# Task prompt
Look below. Copy each line that has "content" in it.

>> start Data records

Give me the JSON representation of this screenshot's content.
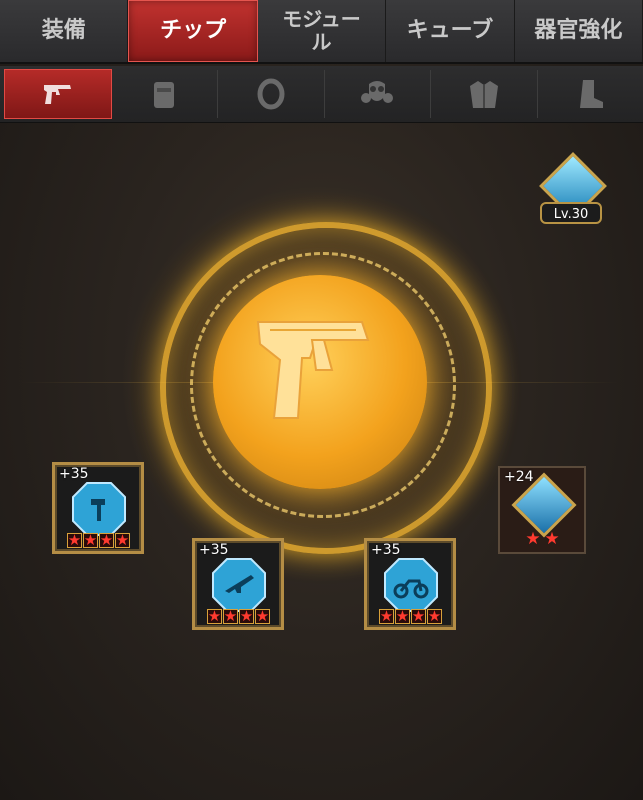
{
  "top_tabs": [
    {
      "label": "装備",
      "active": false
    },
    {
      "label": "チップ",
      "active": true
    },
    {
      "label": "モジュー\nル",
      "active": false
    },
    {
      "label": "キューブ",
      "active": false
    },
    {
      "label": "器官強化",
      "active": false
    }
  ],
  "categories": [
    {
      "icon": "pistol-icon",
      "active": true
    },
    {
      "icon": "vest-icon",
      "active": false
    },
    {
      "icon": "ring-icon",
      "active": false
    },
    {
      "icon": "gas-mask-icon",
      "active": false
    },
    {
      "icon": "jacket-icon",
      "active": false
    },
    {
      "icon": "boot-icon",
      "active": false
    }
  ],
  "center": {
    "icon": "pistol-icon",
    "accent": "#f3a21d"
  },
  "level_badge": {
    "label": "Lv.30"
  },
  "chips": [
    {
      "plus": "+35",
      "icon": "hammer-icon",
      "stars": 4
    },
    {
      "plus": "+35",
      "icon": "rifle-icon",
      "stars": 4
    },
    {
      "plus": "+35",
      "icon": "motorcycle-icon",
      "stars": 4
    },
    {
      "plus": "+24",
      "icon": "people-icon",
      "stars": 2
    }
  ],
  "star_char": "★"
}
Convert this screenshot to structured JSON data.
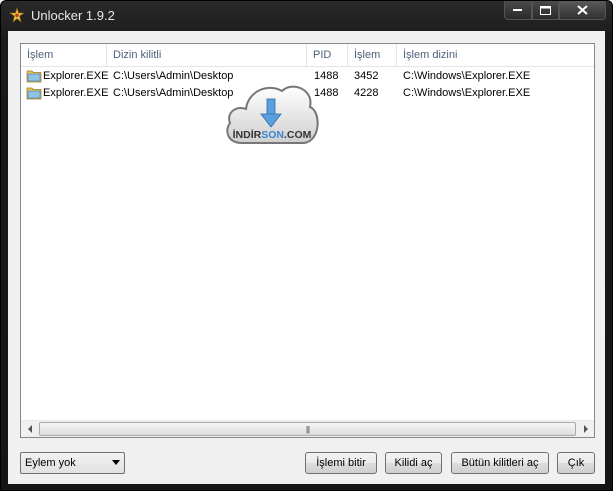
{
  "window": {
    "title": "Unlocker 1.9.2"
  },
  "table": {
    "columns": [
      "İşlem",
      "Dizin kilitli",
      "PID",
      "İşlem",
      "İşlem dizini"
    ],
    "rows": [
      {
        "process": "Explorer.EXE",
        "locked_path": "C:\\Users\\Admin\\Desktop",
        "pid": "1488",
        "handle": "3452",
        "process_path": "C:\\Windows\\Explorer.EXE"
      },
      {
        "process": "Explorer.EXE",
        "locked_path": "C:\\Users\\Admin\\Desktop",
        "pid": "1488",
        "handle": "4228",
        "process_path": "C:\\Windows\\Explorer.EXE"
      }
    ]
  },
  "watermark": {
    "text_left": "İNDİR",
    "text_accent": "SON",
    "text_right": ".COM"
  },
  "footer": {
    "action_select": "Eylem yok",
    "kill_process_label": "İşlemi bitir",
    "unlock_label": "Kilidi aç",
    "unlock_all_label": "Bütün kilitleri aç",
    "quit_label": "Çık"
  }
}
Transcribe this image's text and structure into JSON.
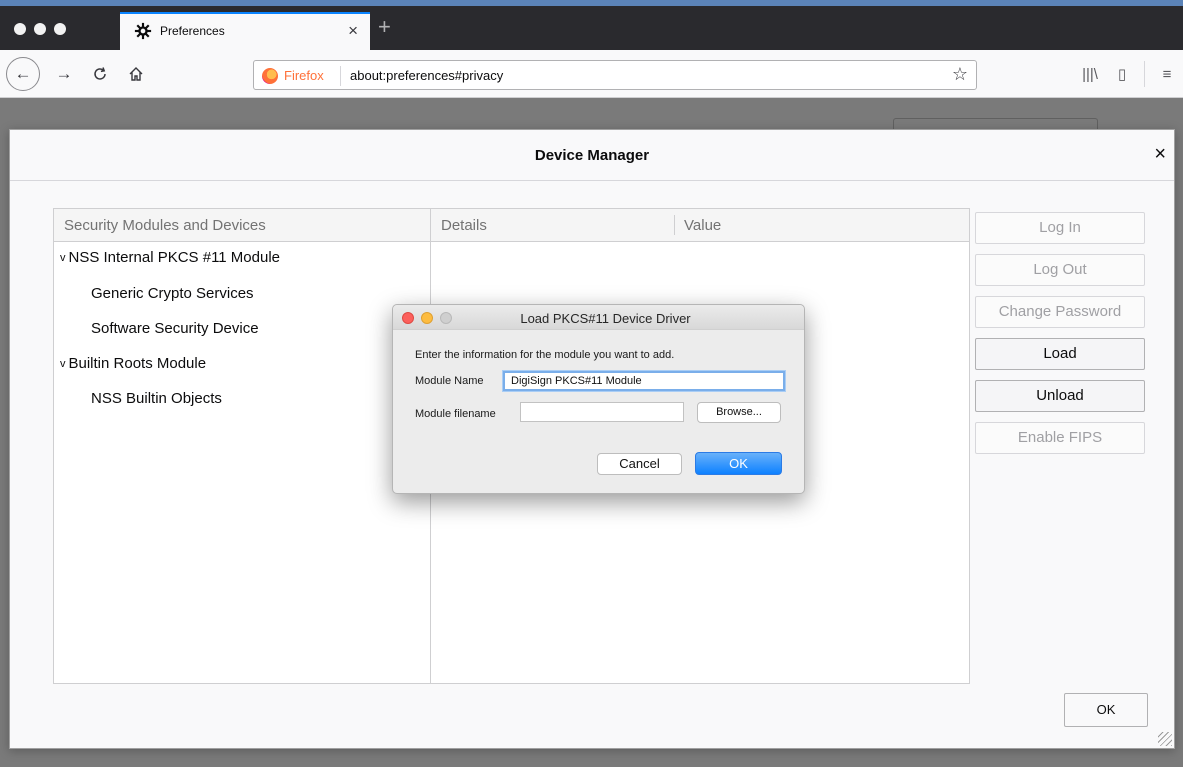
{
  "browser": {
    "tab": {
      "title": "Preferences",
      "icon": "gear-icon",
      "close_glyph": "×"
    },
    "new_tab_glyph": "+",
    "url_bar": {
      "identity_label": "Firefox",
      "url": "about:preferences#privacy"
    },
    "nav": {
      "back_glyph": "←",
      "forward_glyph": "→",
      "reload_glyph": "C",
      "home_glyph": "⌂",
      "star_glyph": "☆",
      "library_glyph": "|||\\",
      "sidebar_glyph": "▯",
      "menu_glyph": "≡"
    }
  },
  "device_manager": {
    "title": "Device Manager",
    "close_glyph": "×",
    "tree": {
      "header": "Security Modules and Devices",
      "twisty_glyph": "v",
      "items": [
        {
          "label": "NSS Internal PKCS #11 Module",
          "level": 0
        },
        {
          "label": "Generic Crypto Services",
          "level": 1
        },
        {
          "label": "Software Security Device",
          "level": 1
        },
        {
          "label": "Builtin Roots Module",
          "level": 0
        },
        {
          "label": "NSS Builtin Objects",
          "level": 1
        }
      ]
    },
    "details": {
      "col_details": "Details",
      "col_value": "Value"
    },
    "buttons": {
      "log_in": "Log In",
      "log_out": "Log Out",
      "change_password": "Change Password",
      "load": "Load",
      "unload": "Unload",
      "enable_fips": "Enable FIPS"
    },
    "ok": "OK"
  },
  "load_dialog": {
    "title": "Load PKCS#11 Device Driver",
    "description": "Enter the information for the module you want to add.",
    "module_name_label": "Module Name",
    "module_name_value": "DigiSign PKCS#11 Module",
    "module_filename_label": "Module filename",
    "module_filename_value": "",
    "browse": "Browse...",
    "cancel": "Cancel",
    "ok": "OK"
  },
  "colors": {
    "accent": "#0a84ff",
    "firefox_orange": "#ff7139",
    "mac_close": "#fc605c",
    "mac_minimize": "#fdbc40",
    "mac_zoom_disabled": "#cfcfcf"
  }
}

>> end Data records
>> start Data records

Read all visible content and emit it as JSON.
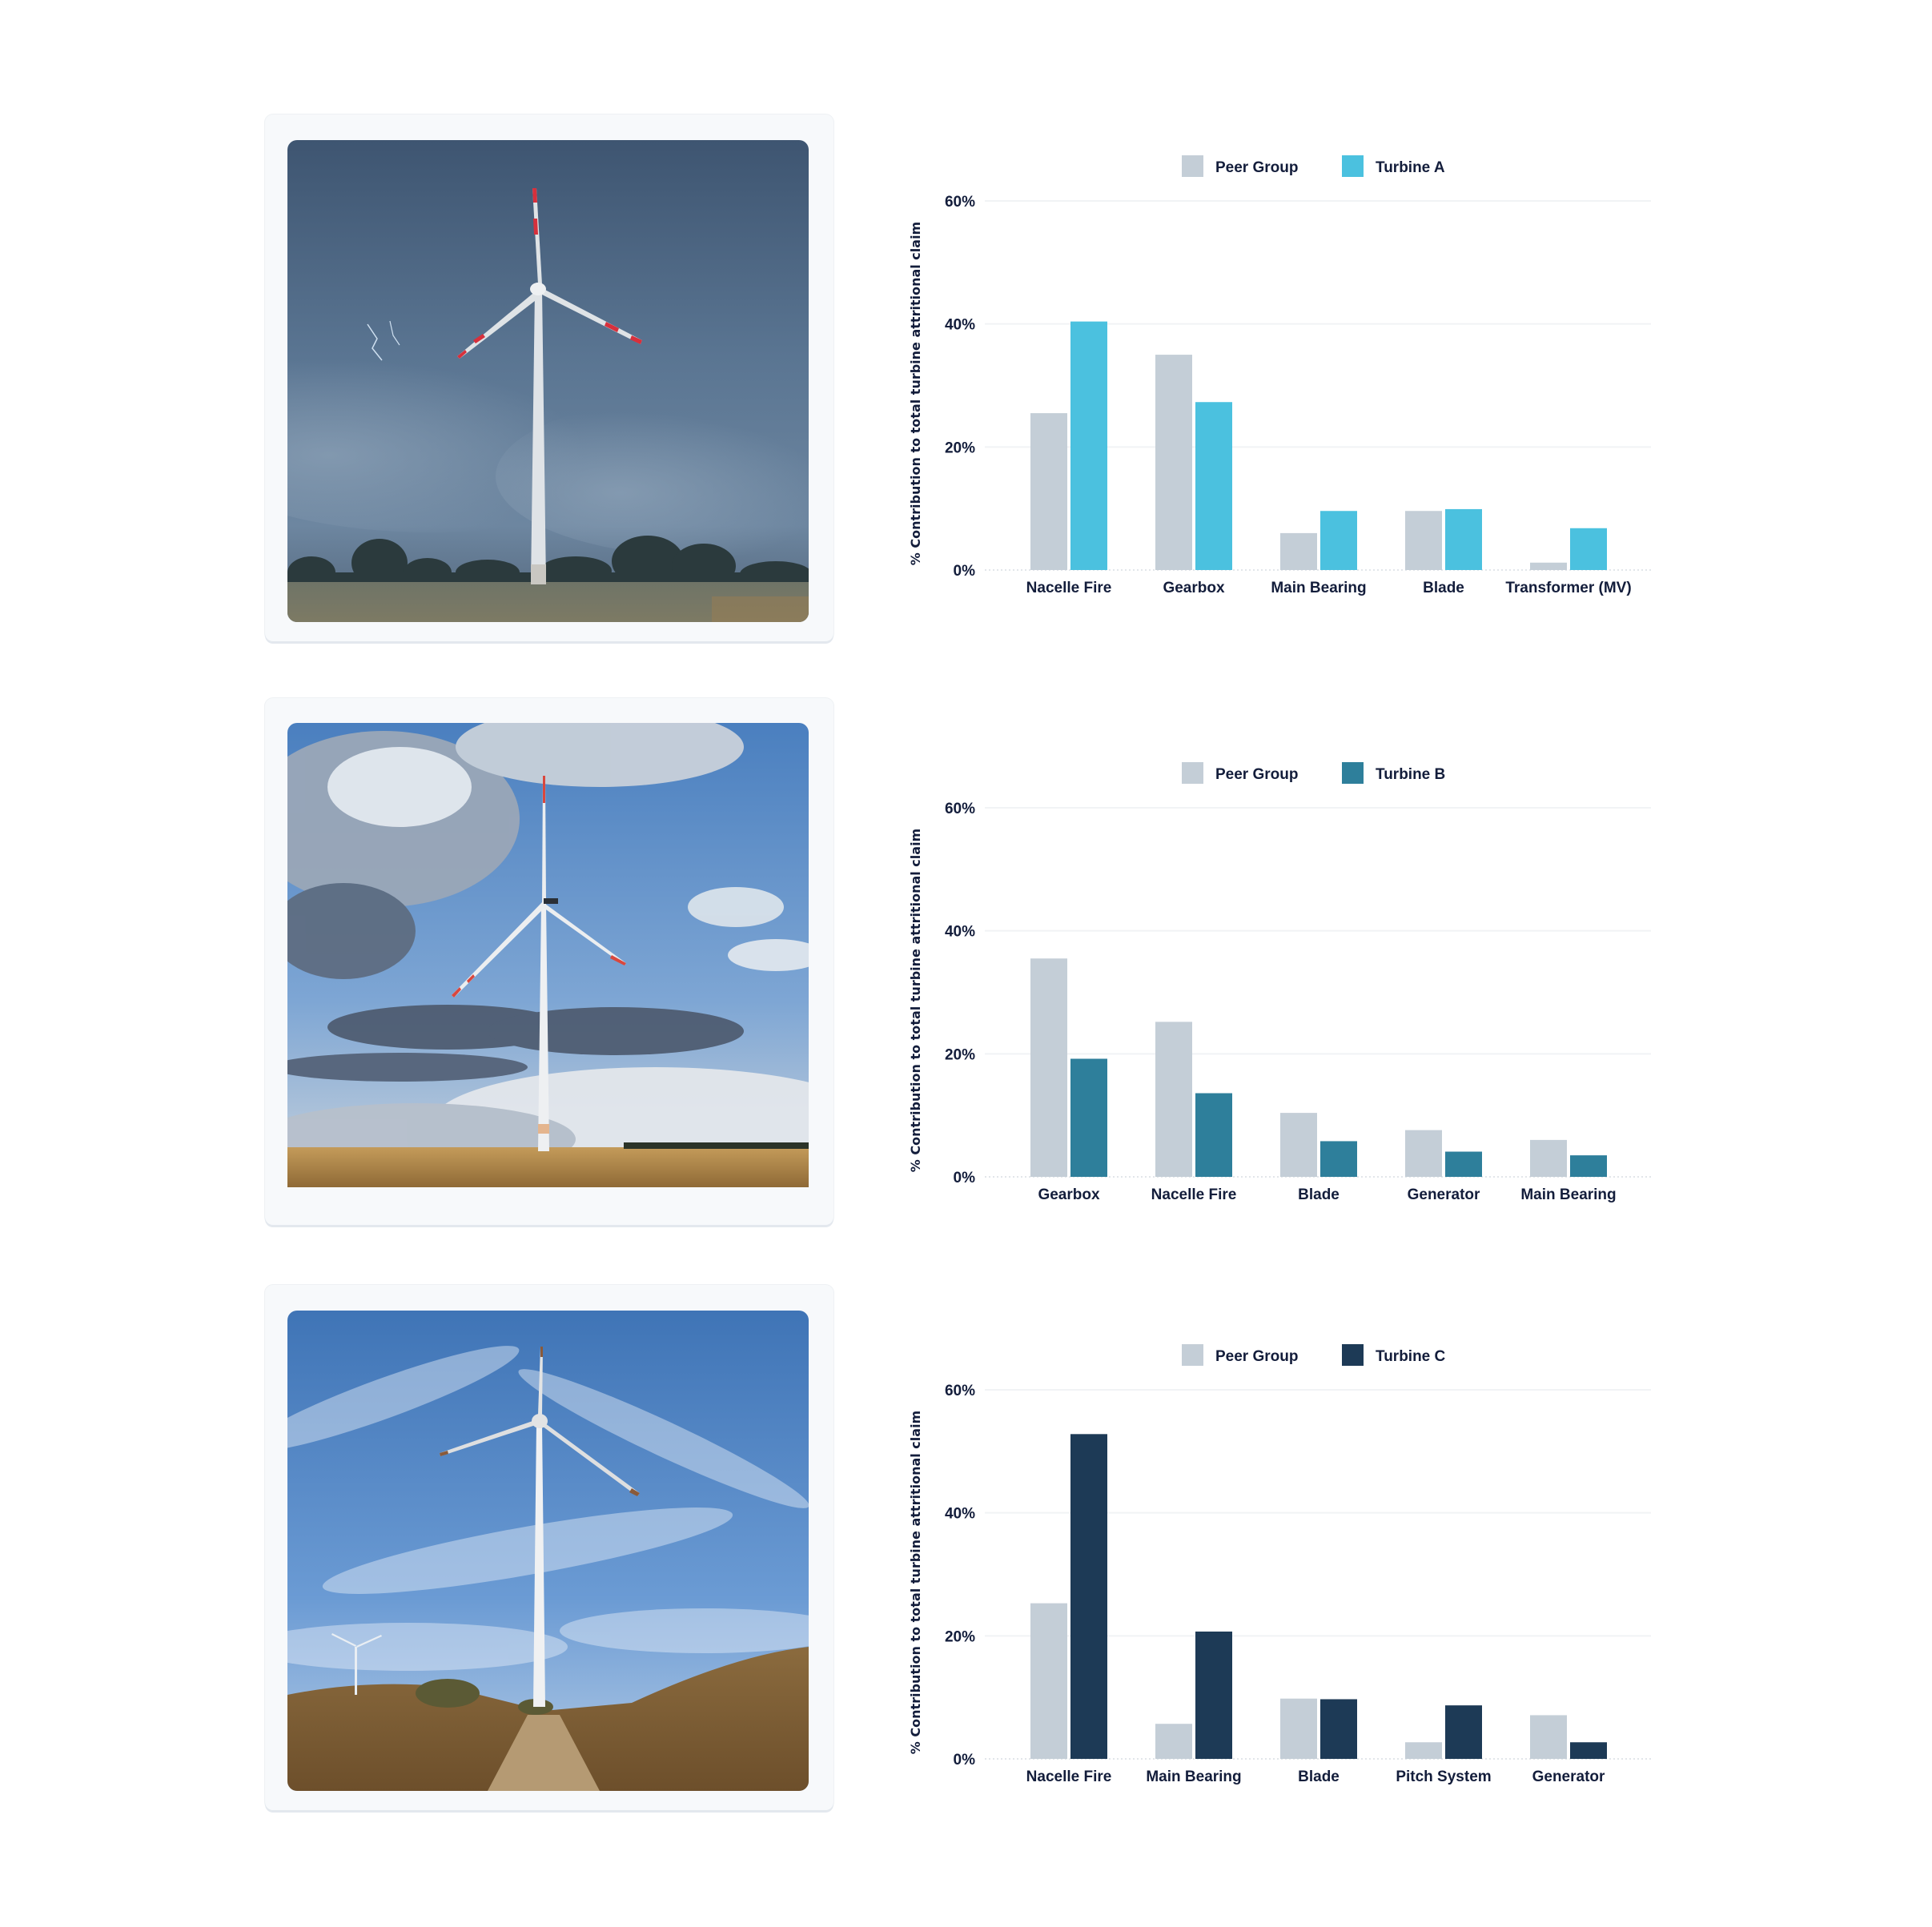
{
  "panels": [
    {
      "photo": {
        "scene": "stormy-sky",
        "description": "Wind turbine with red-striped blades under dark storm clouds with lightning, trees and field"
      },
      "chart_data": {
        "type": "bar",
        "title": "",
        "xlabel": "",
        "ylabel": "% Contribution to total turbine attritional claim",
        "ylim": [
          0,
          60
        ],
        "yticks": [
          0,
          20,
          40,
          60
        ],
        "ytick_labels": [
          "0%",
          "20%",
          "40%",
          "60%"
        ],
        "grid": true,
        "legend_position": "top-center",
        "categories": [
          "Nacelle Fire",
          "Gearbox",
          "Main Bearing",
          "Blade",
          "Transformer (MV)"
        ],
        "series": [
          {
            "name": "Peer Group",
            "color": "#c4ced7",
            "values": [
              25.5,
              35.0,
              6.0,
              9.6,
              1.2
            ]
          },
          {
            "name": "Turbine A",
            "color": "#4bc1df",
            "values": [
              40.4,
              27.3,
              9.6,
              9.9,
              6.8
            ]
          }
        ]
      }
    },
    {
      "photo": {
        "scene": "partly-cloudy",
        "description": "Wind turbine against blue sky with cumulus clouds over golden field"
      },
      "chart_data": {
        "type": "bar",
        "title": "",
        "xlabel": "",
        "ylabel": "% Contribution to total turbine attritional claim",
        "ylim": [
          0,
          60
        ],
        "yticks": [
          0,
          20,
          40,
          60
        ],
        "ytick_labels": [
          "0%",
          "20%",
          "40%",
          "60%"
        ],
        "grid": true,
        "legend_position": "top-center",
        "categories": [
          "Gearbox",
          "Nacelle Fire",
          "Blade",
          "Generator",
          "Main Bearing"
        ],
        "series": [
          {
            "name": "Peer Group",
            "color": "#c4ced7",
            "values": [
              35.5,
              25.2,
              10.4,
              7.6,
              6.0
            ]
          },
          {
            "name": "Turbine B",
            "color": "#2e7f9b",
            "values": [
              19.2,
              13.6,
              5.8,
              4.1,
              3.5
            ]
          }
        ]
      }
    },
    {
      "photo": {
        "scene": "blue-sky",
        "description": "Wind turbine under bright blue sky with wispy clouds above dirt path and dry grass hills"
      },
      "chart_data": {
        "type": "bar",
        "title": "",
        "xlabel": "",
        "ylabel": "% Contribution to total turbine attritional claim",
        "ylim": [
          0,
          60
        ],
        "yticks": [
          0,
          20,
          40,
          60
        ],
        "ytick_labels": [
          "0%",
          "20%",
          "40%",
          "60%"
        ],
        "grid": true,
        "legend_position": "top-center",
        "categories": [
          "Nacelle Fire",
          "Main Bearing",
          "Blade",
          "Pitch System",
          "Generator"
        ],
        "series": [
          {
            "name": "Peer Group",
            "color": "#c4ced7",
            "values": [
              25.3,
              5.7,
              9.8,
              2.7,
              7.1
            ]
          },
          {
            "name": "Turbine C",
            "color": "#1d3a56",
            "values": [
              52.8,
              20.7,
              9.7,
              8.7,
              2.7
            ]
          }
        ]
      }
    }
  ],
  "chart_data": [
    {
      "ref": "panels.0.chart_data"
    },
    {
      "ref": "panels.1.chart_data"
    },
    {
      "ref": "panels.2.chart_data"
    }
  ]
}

>> end Data records

# Exercise answer
Give me the JSON representation of this screenshot's content.
Read all visible content and emit it as JSON.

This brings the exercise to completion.